-- Start of Input material --
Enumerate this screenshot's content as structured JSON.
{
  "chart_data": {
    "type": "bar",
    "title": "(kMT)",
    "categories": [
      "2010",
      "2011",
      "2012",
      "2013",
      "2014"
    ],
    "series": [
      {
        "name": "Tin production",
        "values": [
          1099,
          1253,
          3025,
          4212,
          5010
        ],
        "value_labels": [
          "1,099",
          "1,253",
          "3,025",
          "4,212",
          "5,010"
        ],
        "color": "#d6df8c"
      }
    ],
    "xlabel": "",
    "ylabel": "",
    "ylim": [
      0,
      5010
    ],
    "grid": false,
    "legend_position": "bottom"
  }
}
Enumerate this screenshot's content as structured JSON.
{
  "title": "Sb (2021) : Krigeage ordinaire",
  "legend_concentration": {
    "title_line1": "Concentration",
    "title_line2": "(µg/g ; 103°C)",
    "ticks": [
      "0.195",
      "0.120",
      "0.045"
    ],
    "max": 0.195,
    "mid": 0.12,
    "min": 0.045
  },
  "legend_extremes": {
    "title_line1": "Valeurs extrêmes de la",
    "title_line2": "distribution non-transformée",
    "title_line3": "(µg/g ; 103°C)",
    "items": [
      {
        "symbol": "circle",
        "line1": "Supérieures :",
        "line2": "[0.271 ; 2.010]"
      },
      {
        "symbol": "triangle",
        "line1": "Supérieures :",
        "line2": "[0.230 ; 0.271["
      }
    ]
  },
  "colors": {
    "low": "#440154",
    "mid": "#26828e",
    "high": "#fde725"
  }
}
-- End of Input material --
• **Request**:
Please quote every record above exactly as it appears.

• **The completed task**:
Enumerate this screenshot's content as structured JSON.
{
  "chart_data": {
    "type": "bar",
    "title": "(kMT)",
    "categories": [
      "2010",
      "2011",
      "2012",
      "2013",
      "2014"
    ],
    "series": [
      {
        "name": "Tin production",
        "values": [
          1099,
          1253,
          3025,
          4212,
          5010
        ],
        "value_labels": [
          "1,099",
          "1,253",
          "3,025",
          "4,212",
          "5,010"
        ],
        "color": "#d6df8c"
      }
    ],
    "xlabel": "",
    "ylabel": "",
    "ylim": [
      0,
      5010
    ],
    "grid": false,
    "legend_position": "bottom"
  }
}
Enumerate this screenshot's content as structured JSON.
{
  "title": "Sb (2021) : Krigeage ordinaire",
  "legend_concentration": {
    "title_line1": "Concentration",
    "title_line2": "(µg/g ; 103°C)",
    "ticks": [
      "0.195",
      "0.120",
      "0.045"
    ],
    "max": 0.195,
    "mid": 0.12,
    "min": 0.045
  },
  "legend_extremes": {
    "title_line1": "Valeurs extrêmes de la",
    "title_line2": "distribution non-transformée",
    "title_line3": "(µg/g ; 103°C)",
    "items": [
      {
        "symbol": "circle",
        "line1": "Supérieures :",
        "line2": "[0.271 ; 2.010]"
      },
      {
        "symbol": "triangle",
        "line1": "Supérieures :",
        "line2": "[0.230 ; 0.271["
      }
    ]
  },
  "colors": {
    "low": "#440154",
    "mid": "#26828e",
    "high": "#fde725"
  }
}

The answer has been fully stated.